• TEXT EXCERPT
Slides to be used for the inclusion IFA were prepared in the following manner. Monolayers of HEp-2 cells were infected with either C. trachomatis serovar E or C. pneumoniae CM-1 (21). At 24 h after infection, cells were tryspinized and then washed with Eagle's minimal essential medium with Earle's salts containing 10% fetal bovine serum and gentamicin (50 μg/ml) (MEM) by centrifugation of the cell suspension at 700 × g for 10 min and resuspension of the cell pellet to 2 × 105 cells/ml in fresh MEM. Infected cells were then pipetted (0.025 ml/well) onto glass slides and incubated for 24 to 48 h in a humid chamber at 37°C in 5% CO2. Slides were washed with PBS, fixed for 10 min in acetone, dried, and frozen at −70°C until use.

The inclusion IFA was performed as outlined above for MIF, except that the secondary antibody was a fluorescein-conjugated goat IgG fraction of human immunoglobulin (IgG, IgM, and IgA) (Cappel/ICN, Aurora, Ohio) and fluorescent inclusions within infected cells rather than individual EBs were the criteria for a positive reading. Slides were read as described above at a magnification of ×200.

Immunoblotting.

Purified C. pneumoniae and C. trachomatis EBs were separated by sodium dodecyl sulfate-polyacrylamide gel electrophoresis with a 5 to 15% gradient in Tris-glycine buffer. Proteins and prestained broad-range precision protein standards (Bio-Rad Laboratories, Hercules, Calif.) were transferred to nitrocellulose membranes (pore size, 0.22 μm for lipopolysaccharide [LPS] retention or 0.45 μm; Osmonics Inc., Minnetonka, Minn.) by using a semidry Trans-Blot SD (Bio-Rad). Membranes were blocked with BLOTTO (Bovine Lacto Transfer Technique Optimizer; 5% [wt/vol] nonfat dried milk) for 2 h and were incubated overnight with human sera (diluted 1:100) in BLOTTO-0.1% Tween 20 at room temperature. As additional markers and controls for the blots, mouse monoclonal antibodies and polyclonal antisera to key chlamydial proteins were also used to probe the membranes. Blots were then washed with PBS-0.05% Tween 20. Subsequently, they were incubated for 2 h at room temperature with BLOTTO-0.1% Tween 20 as a diluent and either goat anti-mouse immunoglobulin conjugated to horseradish peroxidase (Cappel/Organon Teknika, West Chester, Pa.) and diluted 1:1,000 or goat anti-human immunoglobulin conjugated to horseradish peroxidase (Cappel) and diluted 1:4,000. Blots were then washed with PBS-0.05% Tween 20. The membranes were developed by using SuperSignal West Pico chemiluminescent substrate (Pierce, Rockford, Ill.) and Super RX X-ray film (Fujifilm, Tokyo, Japan).

In vitro neutralization.

• REQUIREMENT A
Copy the chlamydia methods excerpt word for word, starting at "The inclusion IFA was" and ending at "magnification of ×200.".
• REQUIREMENT B
Write the next part of the chlamydia methods excerpt, picking up after its final line.

• SUPPLIED MATERIAL
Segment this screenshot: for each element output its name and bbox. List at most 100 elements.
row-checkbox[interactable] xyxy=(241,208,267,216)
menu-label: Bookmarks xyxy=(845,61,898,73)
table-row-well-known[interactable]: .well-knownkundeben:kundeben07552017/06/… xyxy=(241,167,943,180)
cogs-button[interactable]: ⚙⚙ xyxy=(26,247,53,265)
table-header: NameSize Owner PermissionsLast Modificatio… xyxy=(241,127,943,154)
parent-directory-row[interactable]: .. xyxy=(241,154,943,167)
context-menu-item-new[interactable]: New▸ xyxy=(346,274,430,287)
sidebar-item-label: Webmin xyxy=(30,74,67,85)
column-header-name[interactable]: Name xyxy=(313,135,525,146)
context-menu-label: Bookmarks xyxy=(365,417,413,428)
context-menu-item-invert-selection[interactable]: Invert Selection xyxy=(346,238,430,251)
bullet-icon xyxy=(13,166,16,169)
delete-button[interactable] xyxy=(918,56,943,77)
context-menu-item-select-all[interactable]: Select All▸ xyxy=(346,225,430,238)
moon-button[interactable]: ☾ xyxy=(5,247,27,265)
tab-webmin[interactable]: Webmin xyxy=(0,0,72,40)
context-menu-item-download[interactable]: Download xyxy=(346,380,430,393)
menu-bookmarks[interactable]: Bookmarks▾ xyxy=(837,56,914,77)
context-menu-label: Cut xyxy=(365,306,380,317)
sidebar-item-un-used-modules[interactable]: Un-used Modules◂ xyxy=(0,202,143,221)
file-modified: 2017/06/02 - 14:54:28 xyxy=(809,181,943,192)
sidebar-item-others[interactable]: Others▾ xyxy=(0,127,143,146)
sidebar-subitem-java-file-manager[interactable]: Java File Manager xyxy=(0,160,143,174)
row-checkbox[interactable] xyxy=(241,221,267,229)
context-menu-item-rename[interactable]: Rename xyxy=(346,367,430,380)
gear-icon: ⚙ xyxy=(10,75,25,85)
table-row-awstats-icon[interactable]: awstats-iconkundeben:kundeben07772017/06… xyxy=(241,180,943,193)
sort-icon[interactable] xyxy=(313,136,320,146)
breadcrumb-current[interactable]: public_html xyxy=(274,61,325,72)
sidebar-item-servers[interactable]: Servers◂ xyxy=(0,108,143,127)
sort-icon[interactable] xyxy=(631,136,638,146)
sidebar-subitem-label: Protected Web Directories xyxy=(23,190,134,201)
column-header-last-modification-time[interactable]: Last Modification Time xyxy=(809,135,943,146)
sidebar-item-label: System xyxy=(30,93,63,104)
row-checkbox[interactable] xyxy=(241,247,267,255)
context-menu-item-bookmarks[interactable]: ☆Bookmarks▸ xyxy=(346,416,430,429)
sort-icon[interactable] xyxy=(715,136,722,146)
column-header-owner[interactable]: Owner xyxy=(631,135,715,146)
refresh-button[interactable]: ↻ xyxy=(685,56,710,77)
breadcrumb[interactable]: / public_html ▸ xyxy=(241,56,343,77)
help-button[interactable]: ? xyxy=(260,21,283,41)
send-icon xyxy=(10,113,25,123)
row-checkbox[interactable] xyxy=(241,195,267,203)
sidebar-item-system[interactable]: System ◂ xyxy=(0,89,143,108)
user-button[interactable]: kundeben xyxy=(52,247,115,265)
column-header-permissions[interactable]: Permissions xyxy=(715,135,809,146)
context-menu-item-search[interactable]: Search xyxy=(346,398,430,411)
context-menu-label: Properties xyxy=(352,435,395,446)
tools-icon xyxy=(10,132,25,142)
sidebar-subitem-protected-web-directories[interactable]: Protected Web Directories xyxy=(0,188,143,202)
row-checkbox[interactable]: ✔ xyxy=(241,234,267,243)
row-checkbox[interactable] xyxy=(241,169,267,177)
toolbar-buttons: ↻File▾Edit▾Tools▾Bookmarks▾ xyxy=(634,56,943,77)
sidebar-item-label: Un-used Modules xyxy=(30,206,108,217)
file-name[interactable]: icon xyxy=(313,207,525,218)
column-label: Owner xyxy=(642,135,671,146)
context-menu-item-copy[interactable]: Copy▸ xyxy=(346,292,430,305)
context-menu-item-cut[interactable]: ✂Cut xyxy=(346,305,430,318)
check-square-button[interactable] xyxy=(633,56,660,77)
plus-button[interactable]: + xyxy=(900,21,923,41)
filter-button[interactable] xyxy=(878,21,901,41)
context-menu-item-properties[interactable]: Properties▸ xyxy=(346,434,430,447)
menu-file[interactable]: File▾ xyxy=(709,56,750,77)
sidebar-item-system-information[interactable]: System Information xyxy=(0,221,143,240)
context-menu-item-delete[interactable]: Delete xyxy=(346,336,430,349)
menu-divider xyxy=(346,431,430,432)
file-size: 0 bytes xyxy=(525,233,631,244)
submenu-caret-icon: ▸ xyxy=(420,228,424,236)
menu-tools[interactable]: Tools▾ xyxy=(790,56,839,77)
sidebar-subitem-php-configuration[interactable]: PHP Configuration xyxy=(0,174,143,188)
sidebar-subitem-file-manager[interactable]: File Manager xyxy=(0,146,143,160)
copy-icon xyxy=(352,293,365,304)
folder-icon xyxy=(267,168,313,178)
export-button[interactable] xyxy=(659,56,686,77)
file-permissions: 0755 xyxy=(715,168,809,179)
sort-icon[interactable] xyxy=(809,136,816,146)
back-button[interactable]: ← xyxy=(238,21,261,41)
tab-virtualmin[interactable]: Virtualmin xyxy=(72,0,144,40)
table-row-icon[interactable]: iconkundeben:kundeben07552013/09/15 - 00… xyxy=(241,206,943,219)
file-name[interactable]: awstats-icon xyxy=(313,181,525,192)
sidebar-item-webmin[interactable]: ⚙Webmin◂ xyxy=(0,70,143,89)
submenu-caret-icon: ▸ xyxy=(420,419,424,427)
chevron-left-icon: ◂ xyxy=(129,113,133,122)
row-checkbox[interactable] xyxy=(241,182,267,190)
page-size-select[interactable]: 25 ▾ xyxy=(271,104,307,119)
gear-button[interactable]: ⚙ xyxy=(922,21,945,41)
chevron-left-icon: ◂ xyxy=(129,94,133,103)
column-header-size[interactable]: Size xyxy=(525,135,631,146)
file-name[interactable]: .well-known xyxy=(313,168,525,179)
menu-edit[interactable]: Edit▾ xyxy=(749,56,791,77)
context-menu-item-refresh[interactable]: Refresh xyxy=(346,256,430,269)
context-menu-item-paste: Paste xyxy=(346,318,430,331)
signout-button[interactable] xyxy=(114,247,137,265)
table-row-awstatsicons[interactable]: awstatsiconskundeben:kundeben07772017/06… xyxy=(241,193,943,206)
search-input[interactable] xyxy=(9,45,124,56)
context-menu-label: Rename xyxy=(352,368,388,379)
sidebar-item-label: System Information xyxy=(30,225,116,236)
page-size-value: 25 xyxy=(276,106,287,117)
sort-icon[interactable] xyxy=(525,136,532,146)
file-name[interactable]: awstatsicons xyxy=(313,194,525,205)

• RESPONSE BOX A
The inclusion IFA was performed as outlined above for MIF, except that the secondary antibody was a fluorescein-conjugated goat IgG fraction of human immunoglobulin (IgG, IgM, and IgA) (Cappel/ICN, Aurora, Ohio) and fluorescent inclusions within infected cells rather than individual EBs were the criteria for a positive reading. Slides were read as described above at a magnification of ×200.

• RESPONSE BOX B
Neutralization assays with guinea pig sera as a source of complement were performed as previously described (18). In brief, dilutions of sera were made in PBS containing 5% guinea pig serum; EBs from both C. pneumoniae CM-1 and C. trachomatis serovar E, diluted in PBS, were added to the serum dilutions for a final volume of 0.1 ml; and the reaction mixtures were incubated at 37°C for 45 min. Monolayers of HEp-2 cells that were to be infected with C. pneumoniae were pretreated for 10 min at room temperature with a solution of DEAE-dextran (30 μg/ml) (Sigma, St. Louis, Mo.) in Hanks balanced salt solution (Irvine Scientific, Irvine, Calif.). All monolayers were then rinsed with PBS, inoculated with 0.05 ml of the reaction mixtures, and centrifuged at 1,000 × g for 1 h at room temperature. Cultures were incubated for 1 h at 37°C, followed by the addition of cycloheximide (1 μg/ml)-containing MEM as described above. After 48 or 72 h of incubation monolayers infected with C. trachomatis or C. pneumoniae, respectively, were fixed, stained, and read as described above.

Statistics.

The predictive values were calculated by the method described by Ransohoff and Feinstein (20). For purposes of analysis for samples with no detectable antibody at a dilution of 1:16, a value of 8 was assigned in order to calculate the geometric mean titer.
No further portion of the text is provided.